→ **Written request**:
Restate, word for word, every line of the data.
::::
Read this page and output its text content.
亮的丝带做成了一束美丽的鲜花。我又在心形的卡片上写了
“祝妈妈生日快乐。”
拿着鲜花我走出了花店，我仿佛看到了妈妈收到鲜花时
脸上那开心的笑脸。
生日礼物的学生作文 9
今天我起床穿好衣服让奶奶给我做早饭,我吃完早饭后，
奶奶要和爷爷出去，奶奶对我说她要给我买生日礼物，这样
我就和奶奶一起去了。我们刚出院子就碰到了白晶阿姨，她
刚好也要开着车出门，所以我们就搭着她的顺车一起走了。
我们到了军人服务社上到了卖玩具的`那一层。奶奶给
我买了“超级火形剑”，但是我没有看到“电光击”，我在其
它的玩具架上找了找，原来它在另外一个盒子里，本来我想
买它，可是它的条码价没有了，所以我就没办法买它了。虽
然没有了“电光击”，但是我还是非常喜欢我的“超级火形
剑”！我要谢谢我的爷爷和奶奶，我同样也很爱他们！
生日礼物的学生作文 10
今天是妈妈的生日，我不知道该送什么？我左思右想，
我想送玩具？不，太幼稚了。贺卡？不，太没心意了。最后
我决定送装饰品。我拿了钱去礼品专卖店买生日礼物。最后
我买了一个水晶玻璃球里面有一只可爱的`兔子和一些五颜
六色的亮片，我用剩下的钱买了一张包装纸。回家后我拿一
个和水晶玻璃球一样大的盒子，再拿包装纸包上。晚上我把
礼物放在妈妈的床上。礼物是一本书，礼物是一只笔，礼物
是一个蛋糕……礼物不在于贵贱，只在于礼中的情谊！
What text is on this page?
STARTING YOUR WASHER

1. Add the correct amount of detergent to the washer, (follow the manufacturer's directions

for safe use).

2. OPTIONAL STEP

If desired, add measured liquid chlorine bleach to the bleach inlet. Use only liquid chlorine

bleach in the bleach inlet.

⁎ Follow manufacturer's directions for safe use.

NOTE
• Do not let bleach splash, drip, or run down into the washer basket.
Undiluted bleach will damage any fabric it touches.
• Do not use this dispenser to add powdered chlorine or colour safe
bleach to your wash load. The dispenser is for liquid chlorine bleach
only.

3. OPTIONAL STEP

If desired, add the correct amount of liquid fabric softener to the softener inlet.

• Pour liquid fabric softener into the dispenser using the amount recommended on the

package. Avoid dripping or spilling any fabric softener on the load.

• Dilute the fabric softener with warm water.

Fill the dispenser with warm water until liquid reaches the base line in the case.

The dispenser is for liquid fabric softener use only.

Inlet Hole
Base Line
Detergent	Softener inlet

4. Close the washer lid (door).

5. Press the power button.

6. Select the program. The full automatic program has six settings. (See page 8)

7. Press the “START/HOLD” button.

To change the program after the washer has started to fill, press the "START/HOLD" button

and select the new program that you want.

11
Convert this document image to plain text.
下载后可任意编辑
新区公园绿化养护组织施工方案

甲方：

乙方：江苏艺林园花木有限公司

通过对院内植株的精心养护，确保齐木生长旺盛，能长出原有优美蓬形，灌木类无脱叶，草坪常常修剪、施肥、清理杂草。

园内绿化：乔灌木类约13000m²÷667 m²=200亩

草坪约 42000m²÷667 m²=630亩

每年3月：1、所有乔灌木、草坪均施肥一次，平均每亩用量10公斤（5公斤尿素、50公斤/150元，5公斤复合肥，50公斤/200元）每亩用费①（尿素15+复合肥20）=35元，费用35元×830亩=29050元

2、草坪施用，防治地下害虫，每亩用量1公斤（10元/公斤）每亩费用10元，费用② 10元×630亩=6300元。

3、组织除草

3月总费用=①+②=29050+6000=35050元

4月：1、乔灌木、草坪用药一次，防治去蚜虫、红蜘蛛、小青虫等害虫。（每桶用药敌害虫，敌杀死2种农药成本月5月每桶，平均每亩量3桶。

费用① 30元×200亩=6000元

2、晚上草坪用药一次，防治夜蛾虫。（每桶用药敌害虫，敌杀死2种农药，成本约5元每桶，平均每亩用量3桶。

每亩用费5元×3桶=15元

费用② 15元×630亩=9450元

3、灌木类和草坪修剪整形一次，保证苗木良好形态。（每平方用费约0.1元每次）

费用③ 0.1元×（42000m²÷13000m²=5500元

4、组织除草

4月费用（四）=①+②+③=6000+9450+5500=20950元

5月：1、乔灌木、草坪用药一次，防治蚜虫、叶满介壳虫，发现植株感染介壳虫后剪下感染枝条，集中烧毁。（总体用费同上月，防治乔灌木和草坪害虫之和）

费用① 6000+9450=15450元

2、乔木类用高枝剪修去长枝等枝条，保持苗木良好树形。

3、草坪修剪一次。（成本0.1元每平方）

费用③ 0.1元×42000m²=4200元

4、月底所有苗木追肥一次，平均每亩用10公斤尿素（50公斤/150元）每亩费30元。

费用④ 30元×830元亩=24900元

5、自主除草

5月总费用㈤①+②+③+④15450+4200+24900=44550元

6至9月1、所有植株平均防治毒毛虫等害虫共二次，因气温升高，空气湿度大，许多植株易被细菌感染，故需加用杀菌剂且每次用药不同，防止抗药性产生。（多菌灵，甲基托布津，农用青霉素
::::
→ **Written solution**:
Read this page and output its text content.
亮的丝带做成了一束美丽的鲜花。我又在心形的卡片上写了
“祝妈妈生日快乐。”
拿着鲜花我走出了花店，我仿佛看到了妈妈收到鲜花时
脸上那开心的笑脸。
生日礼物的学生作文 9
今天我起床穿好衣服让奶奶给我做早饭,我吃完早饭后，
奶奶要和爷爷出去，奶奶对我说她要给我买生日礼物，这样
我就和奶奶一起去了。我们刚出院子就碰到了白晶阿姨，她
刚好也要开着车出门，所以我们就搭着她的顺车一起走了。
我们到了军人服务社上到了卖玩具的`那一层。奶奶给
我买了“超级火形剑”，但是我没有看到“电光击”，我在其
它的玩具架上找了找，原来它在另外一个盒子里，本来我想
买它，可是它的条码价没有了，所以我就没办法买它了。虽
然没有了“电光击”，但是我还是非常喜欢我的“超级火形
剑”！我要谢谢我的爷爷和奶奶，我同样也很爱他们！
生日礼物的学生作文 10
今天是妈妈的生日，我不知道该送什么？我左思右想，
我想送玩具？不，太幼稚了。贺卡？不，太没心意了。最后
我决定送装饰品。我拿了钱去礼品专卖店买生日礼物。最后
我买了一个水晶玻璃球里面有一只可爱的`兔子和一些五颜
六色的亮片，我用剩下的钱买了一张包装纸。回家后我拿一
个和水晶玻璃球一样大的盒子，再拿包装纸包上。晚上我把
礼物放在妈妈的床上。礼物是一本书，礼物是一只笔，礼物
是一个蛋糕……礼物不在于贵贱，只在于礼中的情谊！
What text is on this page?
STARTING YOUR WASHER

1. Add the correct amount of detergent to the washer, (follow the manufacturer's directions

for safe use).

2. OPTIONAL STEP

If desired, add measured liquid chlorine bleach to the bleach inlet. Use only liquid chlorine

bleach in the bleach inlet.

⁎ Follow manufacturer's directions for safe use.

NOTE
• Do not let bleach splash, drip, or run down into the washer basket.
Undiluted bleach will damage any fabric it touches.
• Do not use this dispenser to add powdered chlorine or colour safe
bleach to your wash load. The dispenser is for liquid chlorine bleach
only.

3. OPTIONAL STEP

If desired, add the correct amount of liquid fabric softener to the softener inlet.

• Pour liquid fabric softener into the dispenser using the amount recommended on the

package. Avoid dripping or spilling any fabric softener on the load.

• Dilute the fabric softener with warm water.

Fill the dispenser with warm water until liquid reaches the base line in the case.

The dispenser is for liquid fabric softener use only.

Inlet Hole
Base Line
Detergent	Softener inlet

4. Close the washer lid (door).

5. Press the power button.

6. Select the program. The full automatic program has six settings. (See page 8)

7. Press the “START/HOLD” button.

To change the program after the washer has started to fill, press the "START/HOLD" button

and select the new program that you want.

11
Convert this document image to plain text.
下载后可任意编辑
新区公园绿化养护组织施工方案

甲方：

乙方：江苏艺林园花木有限公司

通过对院内植株的精心养护，确保齐木生长旺盛，能长出原有优美蓬形，灌木类无脱叶，草坪常常修剪、施肥、清理杂草。

园内绿化：乔灌木类约13000m²÷667 m²=200亩

草坪约 42000m²÷667 m²=630亩

每年3月：1、所有乔灌木、草坪均施肥一次，平均每亩用量10公斤（5公斤尿素、50公斤/150元，5公斤复合肥，50公斤/200元）每亩用费①（尿素15+复合肥20）=35元，费用35元×830亩=29050元

2、草坪施用，防治地下害虫，每亩用量1公斤（10元/公斤）每亩费用10元，费用② 10元×630亩=6300元。

3、组织除草

3月总费用=①+②=29050+6000=35050元

4月：1、乔灌木、草坪用药一次，防治去蚜虫、红蜘蛛、小青虫等害虫。（每桶用药敌害虫，敌杀死2种农药成本月5月每桶，平均每亩量3桶。

费用① 30元×200亩=6000元

2、晚上草坪用药一次，防治夜蛾虫。（每桶用药敌害虫，敌杀死2种农药，成本约5元每桶，平均每亩用量3桶。

每亩用费5元×3桶=15元

费用② 15元×630亩=9450元

3、灌木类和草坪修剪整形一次，保证苗木良好形态。（每平方用费约0.1元每次）

费用③ 0.1元×（42000m²÷13000m²=5500元

4、组织除草

4月费用（四）=①+②+③=6000+9450+5500=20950元

5月：1、乔灌木、草坪用药一次，防治蚜虫、叶满介壳虫，发现植株感染介壳虫后剪下感染枝条，集中烧毁。（总体用费同上月，防治乔灌木和草坪害虫之和）

费用① 6000+9450=15450元

2、乔木类用高枝剪修去长枝等枝条，保持苗木良好树形。

3、草坪修剪一次。（成本0.1元每平方）

费用③ 0.1元×42000m²=4200元

4、月底所有苗木追肥一次，平均每亩用10公斤尿素（50公斤/150元）每亩费30元。

费用④ 30元×830元亩=24900元

5、自主除草

5月总费用㈤①+②+③+④15450+4200+24900=44550元

6至9月1、所有植株平均防治毒毛虫等害虫共二次，因气温升高，空气湿度大，许多植株易被细菌感染，故需加用杀菌剂且每次用药不同，防止抗药性产生。（多菌灵，甲基托布津，农用青霉素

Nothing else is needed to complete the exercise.